» **Given exercise**: Please transcribe the records precisely; pictures stay out of your copy.

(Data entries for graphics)

◆ ◆ ◆ ◆ ◆

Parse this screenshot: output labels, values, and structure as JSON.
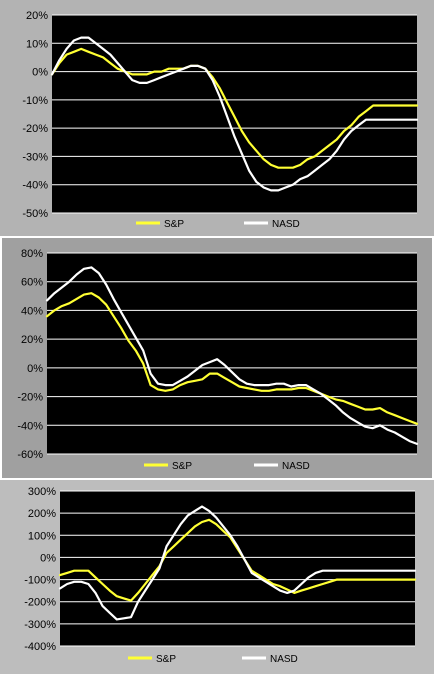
{
  "charts": [
    {
      "legend": [
        {
          "label": "S&P",
          "color": "#ffff33"
        },
        {
          "label": "NASD",
          "color": "#ffffff"
        }
      ]
    },
    {
      "legend": [
        {
          "label": "S&P",
          "color": "#ffff33"
        },
        {
          "label": "NASD",
          "color": "#ffffff"
        }
      ]
    },
    {
      "legend": [
        {
          "label": "S&P",
          "color": "#ffff33"
        },
        {
          "label": "NASD",
          "color": "#ffffff"
        }
      ]
    }
  ],
  "chart_data": [
    {
      "type": "line",
      "x": [
        0,
        1,
        2,
        3,
        4,
        5,
        6,
        7,
        8,
        9,
        10,
        11,
        12,
        13,
        14,
        15,
        16,
        17,
        18,
        19,
        20,
        21,
        22,
        23,
        24,
        25,
        26,
        27,
        28,
        29,
        30,
        31,
        32,
        33,
        34,
        35,
        36,
        37,
        38,
        39,
        40,
        41,
        42,
        43,
        44,
        45,
        46,
        47,
        48,
        49,
        50
      ],
      "xlim": [
        0,
        50
      ],
      "ylim": [
        -50,
        20
      ],
      "yticks": [
        20,
        10,
        0,
        -10,
        -20,
        -30,
        -40,
        -50
      ],
      "ytick_labels": [
        "20%",
        "10%",
        "0%",
        "-10%",
        "-20%",
        "-30%",
        "-40%",
        "-50%"
      ],
      "grid": true,
      "legend_position": "bottom",
      "series": [
        {
          "name": "S&P",
          "color": "#ffff33",
          "values": [
            -1,
            3,
            6,
            7,
            8,
            7,
            6,
            5,
            3,
            1,
            0,
            -1,
            -1,
            -1,
            0,
            0,
            1,
            1,
            1,
            2,
            2,
            1,
            -2,
            -6,
            -11,
            -16,
            -21,
            -25,
            -28,
            -31,
            -33,
            -34,
            -34,
            -34,
            -33,
            -31,
            -30,
            -28,
            -26,
            -24,
            -21,
            -19,
            -16,
            -14,
            -12,
            -12,
            -12,
            -12,
            -12,
            -12,
            -12
          ]
        },
        {
          "name": "NASD",
          "color": "#ffffff",
          "values": [
            -1,
            4,
            8,
            11,
            12,
            12,
            10,
            8,
            6,
            3,
            0,
            -3,
            -4,
            -4,
            -3,
            -2,
            -1,
            0,
            1,
            2,
            2,
            1,
            -3,
            -9,
            -16,
            -23,
            -29,
            -35,
            -39,
            -41,
            -42,
            -42,
            -41,
            -40,
            -38,
            -37,
            -35,
            -33,
            -31,
            -28,
            -24,
            -21,
            -19,
            -17,
            -17,
            -17,
            -17,
            -17,
            -17,
            -17,
            -17
          ]
        }
      ]
    },
    {
      "type": "line",
      "x": [
        0,
        1,
        2,
        3,
        4,
        5,
        6,
        7,
        8,
        9,
        10,
        11,
        12,
        13,
        14,
        15,
        16,
        17,
        18,
        19,
        20,
        21,
        22,
        23,
        24,
        25,
        26,
        27,
        28,
        29,
        30,
        31,
        32,
        33,
        34,
        35,
        36,
        37,
        38,
        39,
        40,
        41,
        42,
        43,
        44,
        45,
        46,
        47,
        48,
        49,
        50
      ],
      "xlim": [
        0,
        50
      ],
      "ylim": [
        -60,
        80
      ],
      "yticks": [
        80,
        60,
        40,
        20,
        0,
        -20,
        -40,
        -60
      ],
      "ytick_labels": [
        "80%",
        "60%",
        "40%",
        "20%",
        "0%",
        "-20%",
        "-40%",
        "-60%"
      ],
      "grid": true,
      "legend_position": "bottom",
      "series": [
        {
          "name": "S&P",
          "color": "#ffff33",
          "values": [
            36,
            40,
            43,
            45,
            48,
            51,
            52,
            49,
            44,
            36,
            28,
            19,
            12,
            3,
            -12,
            -15,
            -16,
            -15,
            -12,
            -10,
            -9,
            -8,
            -4,
            -4,
            -7,
            -10,
            -13,
            -14,
            -15,
            -16,
            -16,
            -15,
            -15,
            -15,
            -14,
            -14,
            -16,
            -18,
            -20,
            -22,
            -23,
            -25,
            -27,
            -29,
            -29,
            -28,
            -31,
            -33,
            -35,
            -37,
            -39
          ]
        },
        {
          "name": "NASD",
          "color": "#ffffff",
          "values": [
            47,
            52,
            56,
            60,
            65,
            69,
            70,
            66,
            58,
            48,
            39,
            30,
            21,
            12,
            -4,
            -11,
            -12,
            -12,
            -9,
            -6,
            -2,
            2,
            4,
            6,
            2,
            -3,
            -8,
            -11,
            -12,
            -12,
            -12,
            -11,
            -11,
            -13,
            -12,
            -12,
            -15,
            -18,
            -22,
            -26,
            -31,
            -35,
            -38,
            -41,
            -42,
            -40,
            -43,
            -45,
            -48,
            -51,
            -53
          ]
        }
      ]
    },
    {
      "type": "line",
      "x": [
        0,
        1,
        2,
        3,
        4,
        5,
        6,
        7,
        8,
        9,
        10,
        11,
        12,
        13,
        14,
        15,
        16,
        17,
        18,
        19,
        20,
        21,
        22,
        23,
        24,
        25,
        26,
        27,
        28,
        29,
        30,
        31,
        32,
        33,
        34,
        35,
        36,
        37,
        38,
        39,
        40,
        41,
        42,
        43,
        44,
        45,
        46,
        47,
        48,
        49,
        50
      ],
      "xlim": [
        0,
        50
      ],
      "ylim": [
        -400,
        300
      ],
      "yticks": [
        300,
        200,
        100,
        0,
        -100,
        -200,
        -300,
        -400
      ],
      "ytick_labels": [
        "300%",
        "200%",
        "100%",
        "0%",
        "-100%",
        "-200%",
        "-300%",
        "-400%"
      ],
      "grid": true,
      "legend_position": "bottom",
      "series": [
        {
          "name": "S&P",
          "color": "#ffff33",
          "values": [
            -80,
            -70,
            -60,
            -60,
            -60,
            -90,
            -120,
            -150,
            -175,
            -185,
            -195,
            -160,
            -120,
            -80,
            -40,
            20,
            50,
            80,
            110,
            140,
            160,
            170,
            150,
            120,
            90,
            40,
            -10,
            -60,
            -80,
            -100,
            -120,
            -130,
            -145,
            -160,
            -150,
            -140,
            -130,
            -120,
            -110,
            -100,
            -100,
            -100,
            -100,
            -100,
            -100,
            -100,
            -100,
            -100,
            -100,
            -100,
            -100
          ]
        },
        {
          "name": "NASD",
          "color": "#ffffff",
          "values": [
            -140,
            -120,
            -110,
            -110,
            -120,
            -160,
            -220,
            -250,
            -280,
            -275,
            -270,
            -200,
            -150,
            -100,
            -50,
            50,
            100,
            150,
            190,
            210,
            230,
            210,
            180,
            140,
            100,
            50,
            -10,
            -70,
            -90,
            -110,
            -130,
            -150,
            -160,
            -150,
            -120,
            -90,
            -70,
            -60,
            -60,
            -60,
            -60,
            -60,
            -60,
            -60,
            -60,
            -60,
            -60,
            -60,
            -60,
            -60,
            -60
          ]
        }
      ]
    }
  ]
}
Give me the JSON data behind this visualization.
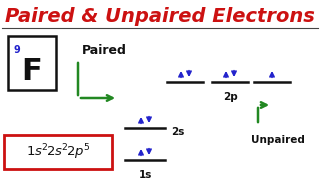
{
  "title": "Paired & Unpaired Electrons",
  "title_color": "#cc1111",
  "bg_color": "#ffffff",
  "element_symbol": "F",
  "atomic_number": "9",
  "paired_label": "Paired",
  "unpaired_label": "Unpaired",
  "blue": "#2222cc",
  "green": "#228822",
  "black": "#111111",
  "red": "#cc1111",
  "fig_w": 3.2,
  "fig_h": 1.8,
  "dpi": 100
}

◆ ◆ ◆ ◆ ◆

» **Result of this exercise**:
Parse this screenshot: output labels, values, and structure as JSON.
{
  "charts": [
    {
      "legend": [
        {
          "label": "S&P",
          "color": "#ffff33"
        },
        {
          "label": "NASD",
          "color": "#ffffff"
        }
      ]
    },
    {
      "legend": [
        {
          "label": "S&P",
          "color": "#ffff33"
        },
        {
          "label": "NASD",
          "color": "#ffffff"
        }
      ]
    },
    {
      "legend": [
        {
          "label": "S&P",
          "color": "#ffff33"
        },
        {
          "label": "NASD",
          "color": "#ffffff"
        }
      ]
    }
  ],
  "chart_data": [
    {
      "type": "line",
      "x": [
        0,
        1,
        2,
        3,
        4,
        5,
        6,
        7,
        8,
        9,
        10,
        11,
        12,
        13,
        14,
        15,
        16,
        17,
        18,
        19,
        20,
        21,
        22,
        23,
        24,
        25,
        26,
        27,
        28,
        29,
        30,
        31,
        32,
        33,
        34,
        35,
        36,
        37,
        38,
        39,
        40,
        41,
        42,
        43,
        44,
        45,
        46,
        47,
        48,
        49,
        50
      ],
      "xlim": [
        0,
        50
      ],
      "ylim": [
        -50,
        20
      ],
      "yticks": [
        20,
        10,
        0,
        -10,
        -20,
        -30,
        -40,
        -50
      ],
      "ytick_labels": [
        "20%",
        "10%",
        "0%",
        "-10%",
        "-20%",
        "-30%",
        "-40%",
        "-50%"
      ],
      "grid": true,
      "legend_position": "bottom",
      "series": [
        {
          "name": "S&P",
          "color": "#ffff33",
          "values": [
            -1,
            3,
            6,
            7,
            8,
            7,
            6,
            5,
            3,
            1,
            0,
            -1,
            -1,
            -1,
            0,
            0,
            1,
            1,
            1,
            2,
            2,
            1,
            -2,
            -6,
            -11,
            -16,
            -21,
            -25,
            -28,
            -31,
            -33,
            -34,
            -34,
            -34,
            -33,
            -31,
            -30,
            -28,
            -26,
            -24,
            -21,
            -19,
            -16,
            -14,
            -12,
            -12,
            -12,
            -12,
            -12,
            -12,
            -12
          ]
        },
        {
          "name": "NASD",
          "color": "#ffffff",
          "values": [
            -1,
            4,
            8,
            11,
            12,
            12,
            10,
            8,
            6,
            3,
            0,
            -3,
            -4,
            -4,
            -3,
            -2,
            -1,
            0,
            1,
            2,
            2,
            1,
            -3,
            -9,
            -16,
            -23,
            -29,
            -35,
            -39,
            -41,
            -42,
            -42,
            -41,
            -40,
            -38,
            -37,
            -35,
            -33,
            -31,
            -28,
            -24,
            -21,
            -19,
            -17,
            -17,
            -17,
            -17,
            -17,
            -17,
            -17,
            -17
          ]
        }
      ]
    },
    {
      "type": "line",
      "x": [
        0,
        1,
        2,
        3,
        4,
        5,
        6,
        7,
        8,
        9,
        10,
        11,
        12,
        13,
        14,
        15,
        16,
        17,
        18,
        19,
        20,
        21,
        22,
        23,
        24,
        25,
        26,
        27,
        28,
        29,
        30,
        31,
        32,
        33,
        34,
        35,
        36,
        37,
        38,
        39,
        40,
        41,
        42,
        43,
        44,
        45,
        46,
        47,
        48,
        49,
        50
      ],
      "xlim": [
        0,
        50
      ],
      "ylim": [
        -60,
        80
      ],
      "yticks": [
        80,
        60,
        40,
        20,
        0,
        -20,
        -40,
        -60
      ],
      "ytick_labels": [
        "80%",
        "60%",
        "40%",
        "20%",
        "0%",
        "-20%",
        "-40%",
        "-60%"
      ],
      "grid": true,
      "legend_position": "bottom",
      "series": [
        {
          "name": "S&P",
          "color": "#ffff33",
          "values": [
            36,
            40,
            43,
            45,
            48,
            51,
            52,
            49,
            44,
            36,
            28,
            19,
            12,
            3,
            -12,
            -15,
            -16,
            -15,
            -12,
            -10,
            -9,
            -8,
            -4,
            -4,
            -7,
            -10,
            -13,
            -14,
            -15,
            -16,
            -16,
            -15,
            -15,
            -15,
            -14,
            -14,
            -16,
            -18,
            -20,
            -22,
            -23,
            -25,
            -27,
            -29,
            -29,
            -28,
            -31,
            -33,
            -35,
            -37,
            -39
          ]
        },
        {
          "name": "NASD",
          "color": "#ffffff",
          "values": [
            47,
            52,
            56,
            60,
            65,
            69,
            70,
            66,
            58,
            48,
            39,
            30,
            21,
            12,
            -4,
            -11,
            -12,
            -12,
            -9,
            -6,
            -2,
            2,
            4,
            6,
            2,
            -3,
            -8,
            -11,
            -12,
            -12,
            -12,
            -11,
            -11,
            -13,
            -12,
            -12,
            -15,
            -18,
            -22,
            -26,
            -31,
            -35,
            -38,
            -41,
            -42,
            -40,
            -43,
            -45,
            -48,
            -51,
            -53
          ]
        }
      ]
    },
    {
      "type": "line",
      "x": [
        0,
        1,
        2,
        3,
        4,
        5,
        6,
        7,
        8,
        9,
        10,
        11,
        12,
        13,
        14,
        15,
        16,
        17,
        18,
        19,
        20,
        21,
        22,
        23,
        24,
        25,
        26,
        27,
        28,
        29,
        30,
        31,
        32,
        33,
        34,
        35,
        36,
        37,
        38,
        39,
        40,
        41,
        42,
        43,
        44,
        45,
        46,
        47,
        48,
        49,
        50
      ],
      "xlim": [
        0,
        50
      ],
      "ylim": [
        -400,
        300
      ],
      "yticks": [
        300,
        200,
        100,
        0,
        -100,
        -200,
        -300,
        -400
      ],
      "ytick_labels": [
        "300%",
        "200%",
        "100%",
        "0%",
        "-100%",
        "-200%",
        "-300%",
        "-400%"
      ],
      "grid": true,
      "legend_position": "bottom",
      "series": [
        {
          "name": "S&P",
          "color": "#ffff33",
          "values": [
            -80,
            -70,
            -60,
            -60,
            -60,
            -90,
            -120,
            -150,
            -175,
            -185,
            -195,
            -160,
            -120,
            -80,
            -40,
            20,
            50,
            80,
            110,
            140,
            160,
            170,
            150,
            120,
            90,
            40,
            -10,
            -60,
            -80,
            -100,
            -120,
            -130,
            -145,
            -160,
            -150,
            -140,
            -130,
            -120,
            -110,
            -100,
            -100,
            -100,
            -100,
            -100,
            -100,
            -100,
            -100,
            -100,
            -100,
            -100,
            -100
          ]
        },
        {
          "name": "NASD",
          "color": "#ffffff",
          "values": [
            -140,
            -120,
            -110,
            -110,
            -120,
            -160,
            -220,
            -250,
            -280,
            -275,
            -270,
            -200,
            -150,
            -100,
            -50,
            50,
            100,
            150,
            190,
            210,
            230,
            210,
            180,
            140,
            100,
            50,
            -10,
            -70,
            -90,
            -110,
            -130,
            -150,
            -160,
            -150,
            -120,
            -90,
            -70,
            -60,
            -60,
            -60,
            -60,
            -60,
            -60,
            -60,
            -60,
            -60,
            -60,
            -60,
            -60,
            -60,
            -60
          ]
        }
      ]
    }
  ]
}
Give me the JSON data behind this visualization.
{
  "title": "Paired & Unpaired Electrons",
  "title_color": "#cc1111",
  "bg_color": "#ffffff",
  "element_symbol": "F",
  "atomic_number": "9",
  "paired_label": "Paired",
  "unpaired_label": "Unpaired",
  "blue": "#2222cc",
  "green": "#228822",
  "black": "#111111",
  "red": "#cc1111",
  "fig_w": 3.2,
  "fig_h": 1.8,
  "dpi": 100
}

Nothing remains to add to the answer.